** START ITEMS **

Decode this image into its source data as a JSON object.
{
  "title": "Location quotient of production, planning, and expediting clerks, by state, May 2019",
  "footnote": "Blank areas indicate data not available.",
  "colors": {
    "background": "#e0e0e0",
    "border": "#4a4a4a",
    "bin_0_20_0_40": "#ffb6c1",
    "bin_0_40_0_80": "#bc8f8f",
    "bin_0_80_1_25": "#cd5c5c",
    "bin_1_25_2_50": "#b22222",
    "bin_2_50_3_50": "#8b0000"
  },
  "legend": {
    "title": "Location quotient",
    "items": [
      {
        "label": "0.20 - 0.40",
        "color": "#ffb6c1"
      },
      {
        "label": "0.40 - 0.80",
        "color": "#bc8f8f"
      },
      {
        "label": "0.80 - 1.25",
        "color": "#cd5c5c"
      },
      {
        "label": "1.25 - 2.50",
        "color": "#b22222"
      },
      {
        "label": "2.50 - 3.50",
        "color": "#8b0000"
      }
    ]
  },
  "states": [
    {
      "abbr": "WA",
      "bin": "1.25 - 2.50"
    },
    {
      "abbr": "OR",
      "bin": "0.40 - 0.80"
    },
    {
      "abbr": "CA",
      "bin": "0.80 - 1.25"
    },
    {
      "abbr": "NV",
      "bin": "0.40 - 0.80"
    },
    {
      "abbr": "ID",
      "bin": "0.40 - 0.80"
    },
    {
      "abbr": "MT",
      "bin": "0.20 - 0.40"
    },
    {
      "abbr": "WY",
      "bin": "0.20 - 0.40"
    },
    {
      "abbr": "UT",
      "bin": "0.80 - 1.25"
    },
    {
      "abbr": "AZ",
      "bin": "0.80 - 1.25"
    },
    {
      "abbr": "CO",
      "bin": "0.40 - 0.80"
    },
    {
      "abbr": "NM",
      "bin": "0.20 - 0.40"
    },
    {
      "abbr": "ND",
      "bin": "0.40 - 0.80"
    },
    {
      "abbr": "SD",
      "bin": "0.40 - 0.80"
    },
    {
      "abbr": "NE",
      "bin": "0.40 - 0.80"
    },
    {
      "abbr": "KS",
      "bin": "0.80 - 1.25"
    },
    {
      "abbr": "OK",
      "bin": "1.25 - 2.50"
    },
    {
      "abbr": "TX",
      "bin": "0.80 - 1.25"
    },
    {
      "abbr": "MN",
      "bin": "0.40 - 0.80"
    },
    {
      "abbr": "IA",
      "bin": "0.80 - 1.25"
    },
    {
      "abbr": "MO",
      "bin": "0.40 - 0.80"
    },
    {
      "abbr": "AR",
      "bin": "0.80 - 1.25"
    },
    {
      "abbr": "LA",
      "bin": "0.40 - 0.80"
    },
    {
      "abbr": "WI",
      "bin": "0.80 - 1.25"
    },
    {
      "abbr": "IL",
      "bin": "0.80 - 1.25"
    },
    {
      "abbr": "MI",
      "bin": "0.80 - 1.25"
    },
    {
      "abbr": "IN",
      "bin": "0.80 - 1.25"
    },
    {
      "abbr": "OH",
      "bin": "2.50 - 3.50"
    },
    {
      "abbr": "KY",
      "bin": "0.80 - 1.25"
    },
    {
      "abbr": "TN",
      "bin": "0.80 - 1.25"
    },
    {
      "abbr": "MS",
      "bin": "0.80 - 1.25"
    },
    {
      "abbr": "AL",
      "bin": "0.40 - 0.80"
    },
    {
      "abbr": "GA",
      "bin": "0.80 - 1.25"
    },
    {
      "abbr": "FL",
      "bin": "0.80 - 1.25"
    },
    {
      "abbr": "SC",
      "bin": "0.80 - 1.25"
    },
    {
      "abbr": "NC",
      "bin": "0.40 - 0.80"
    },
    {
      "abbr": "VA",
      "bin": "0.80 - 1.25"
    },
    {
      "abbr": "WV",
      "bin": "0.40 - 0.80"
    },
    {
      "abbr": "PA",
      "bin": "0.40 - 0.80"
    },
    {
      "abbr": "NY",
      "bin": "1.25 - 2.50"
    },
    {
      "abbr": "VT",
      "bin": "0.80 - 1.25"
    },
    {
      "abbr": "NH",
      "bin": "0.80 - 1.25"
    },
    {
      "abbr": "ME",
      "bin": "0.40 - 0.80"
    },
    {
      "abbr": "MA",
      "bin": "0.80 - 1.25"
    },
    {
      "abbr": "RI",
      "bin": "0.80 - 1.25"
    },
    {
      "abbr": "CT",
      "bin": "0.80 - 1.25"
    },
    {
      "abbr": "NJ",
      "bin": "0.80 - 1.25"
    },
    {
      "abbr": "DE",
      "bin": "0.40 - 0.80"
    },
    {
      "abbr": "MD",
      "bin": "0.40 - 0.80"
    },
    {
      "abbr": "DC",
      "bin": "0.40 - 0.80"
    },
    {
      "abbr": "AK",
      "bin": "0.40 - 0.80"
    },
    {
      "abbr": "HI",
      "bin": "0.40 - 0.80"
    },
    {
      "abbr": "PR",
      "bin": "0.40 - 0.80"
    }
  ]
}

** END ITEMS **
** START ITEMS **

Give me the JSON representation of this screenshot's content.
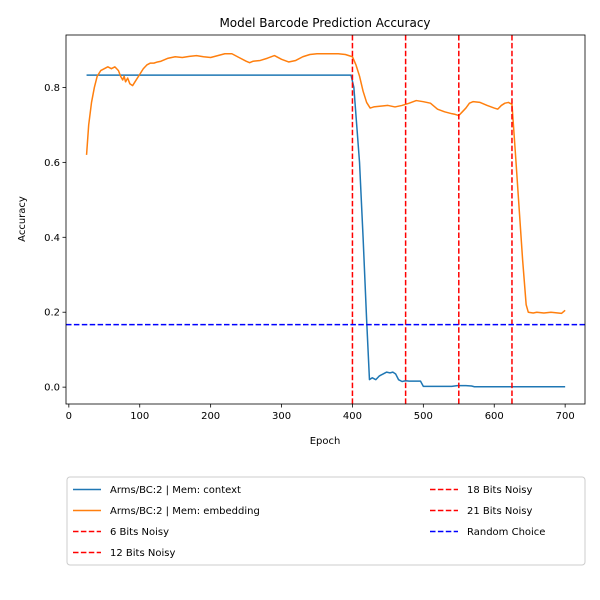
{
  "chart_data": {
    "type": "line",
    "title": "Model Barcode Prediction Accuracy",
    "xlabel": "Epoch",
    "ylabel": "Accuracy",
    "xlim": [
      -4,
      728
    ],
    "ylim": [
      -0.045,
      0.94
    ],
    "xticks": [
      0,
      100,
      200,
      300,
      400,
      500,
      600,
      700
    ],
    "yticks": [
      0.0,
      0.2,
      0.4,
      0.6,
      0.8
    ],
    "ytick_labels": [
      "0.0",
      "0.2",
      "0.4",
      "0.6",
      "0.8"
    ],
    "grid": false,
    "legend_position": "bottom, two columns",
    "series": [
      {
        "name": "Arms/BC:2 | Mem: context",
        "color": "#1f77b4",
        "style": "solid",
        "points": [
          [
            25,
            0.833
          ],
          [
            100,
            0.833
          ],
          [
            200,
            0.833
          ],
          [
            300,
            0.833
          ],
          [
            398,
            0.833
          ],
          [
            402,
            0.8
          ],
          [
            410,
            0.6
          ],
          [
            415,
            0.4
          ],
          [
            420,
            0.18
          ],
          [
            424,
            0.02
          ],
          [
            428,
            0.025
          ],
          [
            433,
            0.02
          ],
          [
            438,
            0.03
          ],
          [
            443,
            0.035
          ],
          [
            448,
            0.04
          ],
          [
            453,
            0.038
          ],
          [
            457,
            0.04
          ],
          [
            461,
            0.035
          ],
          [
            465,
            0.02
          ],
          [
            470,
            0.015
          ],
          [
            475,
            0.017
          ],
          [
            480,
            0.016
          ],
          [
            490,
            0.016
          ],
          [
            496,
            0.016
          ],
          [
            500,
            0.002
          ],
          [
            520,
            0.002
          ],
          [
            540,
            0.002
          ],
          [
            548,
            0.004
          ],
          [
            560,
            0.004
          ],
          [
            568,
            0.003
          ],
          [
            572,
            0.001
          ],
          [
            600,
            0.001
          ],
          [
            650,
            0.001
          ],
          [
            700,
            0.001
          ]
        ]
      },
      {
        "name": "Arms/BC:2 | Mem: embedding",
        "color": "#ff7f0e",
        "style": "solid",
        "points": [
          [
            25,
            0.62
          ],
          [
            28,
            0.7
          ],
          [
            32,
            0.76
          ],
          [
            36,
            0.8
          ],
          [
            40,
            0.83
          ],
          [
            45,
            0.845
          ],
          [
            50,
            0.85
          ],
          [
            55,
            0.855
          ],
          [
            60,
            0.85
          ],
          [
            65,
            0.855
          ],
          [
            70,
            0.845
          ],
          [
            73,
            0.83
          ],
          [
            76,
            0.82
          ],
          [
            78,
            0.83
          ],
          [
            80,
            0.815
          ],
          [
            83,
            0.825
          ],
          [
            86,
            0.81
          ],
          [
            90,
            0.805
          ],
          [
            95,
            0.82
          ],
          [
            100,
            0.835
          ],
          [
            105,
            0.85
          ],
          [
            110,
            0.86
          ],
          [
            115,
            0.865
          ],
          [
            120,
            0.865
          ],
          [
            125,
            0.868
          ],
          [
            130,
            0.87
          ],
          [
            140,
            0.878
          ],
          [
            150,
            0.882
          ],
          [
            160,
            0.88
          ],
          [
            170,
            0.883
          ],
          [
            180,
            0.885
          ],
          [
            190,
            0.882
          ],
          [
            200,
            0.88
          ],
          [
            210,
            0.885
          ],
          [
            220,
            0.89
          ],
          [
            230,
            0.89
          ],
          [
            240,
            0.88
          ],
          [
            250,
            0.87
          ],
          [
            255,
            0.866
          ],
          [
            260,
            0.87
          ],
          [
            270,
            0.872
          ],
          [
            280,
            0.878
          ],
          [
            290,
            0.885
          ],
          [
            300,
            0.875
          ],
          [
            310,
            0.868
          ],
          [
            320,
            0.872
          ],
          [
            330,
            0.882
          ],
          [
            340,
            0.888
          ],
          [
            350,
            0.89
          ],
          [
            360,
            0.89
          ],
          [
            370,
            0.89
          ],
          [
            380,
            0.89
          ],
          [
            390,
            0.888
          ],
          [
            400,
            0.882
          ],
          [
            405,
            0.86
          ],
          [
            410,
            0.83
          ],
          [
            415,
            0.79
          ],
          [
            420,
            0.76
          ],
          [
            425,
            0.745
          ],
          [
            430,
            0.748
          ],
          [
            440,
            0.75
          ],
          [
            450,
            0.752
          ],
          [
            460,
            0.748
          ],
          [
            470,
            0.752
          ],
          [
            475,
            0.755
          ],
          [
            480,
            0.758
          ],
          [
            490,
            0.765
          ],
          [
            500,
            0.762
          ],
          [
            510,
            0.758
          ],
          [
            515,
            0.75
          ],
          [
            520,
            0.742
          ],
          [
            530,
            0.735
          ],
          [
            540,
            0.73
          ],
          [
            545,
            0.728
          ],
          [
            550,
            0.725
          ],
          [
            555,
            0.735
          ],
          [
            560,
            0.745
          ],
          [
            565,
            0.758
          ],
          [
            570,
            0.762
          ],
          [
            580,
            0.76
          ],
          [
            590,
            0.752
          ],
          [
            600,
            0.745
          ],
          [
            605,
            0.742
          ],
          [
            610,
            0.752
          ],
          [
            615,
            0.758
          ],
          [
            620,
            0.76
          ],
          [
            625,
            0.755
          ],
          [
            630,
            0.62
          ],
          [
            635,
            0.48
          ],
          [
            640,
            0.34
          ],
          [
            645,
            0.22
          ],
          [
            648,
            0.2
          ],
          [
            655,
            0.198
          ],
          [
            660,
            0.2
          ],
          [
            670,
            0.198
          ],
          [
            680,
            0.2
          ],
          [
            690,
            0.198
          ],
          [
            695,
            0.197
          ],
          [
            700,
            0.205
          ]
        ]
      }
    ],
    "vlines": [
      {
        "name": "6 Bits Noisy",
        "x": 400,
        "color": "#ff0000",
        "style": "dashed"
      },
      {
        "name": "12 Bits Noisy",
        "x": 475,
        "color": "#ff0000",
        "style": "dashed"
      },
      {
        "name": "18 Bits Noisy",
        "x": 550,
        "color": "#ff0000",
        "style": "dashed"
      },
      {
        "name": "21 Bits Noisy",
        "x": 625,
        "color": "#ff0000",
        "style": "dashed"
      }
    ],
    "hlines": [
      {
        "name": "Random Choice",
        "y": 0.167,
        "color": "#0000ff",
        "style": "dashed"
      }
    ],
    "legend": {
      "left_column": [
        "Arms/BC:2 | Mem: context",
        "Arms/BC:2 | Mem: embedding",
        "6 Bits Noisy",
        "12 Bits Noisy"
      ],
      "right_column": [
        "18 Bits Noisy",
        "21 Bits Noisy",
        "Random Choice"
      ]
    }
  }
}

** END ITEMS **

• **EXERCISE DETAILS**:
Which lines of the data above contain "Arms"? Copy each one.

• **TASK RESULT**:
        "name": "Arms/BC:2 | Mem: context",
        "name": "Arms/BC:2 | Mem: embedding",
        "Arms/BC:2 | Mem: context",
        "Arms/BC:2 | Mem: embedding",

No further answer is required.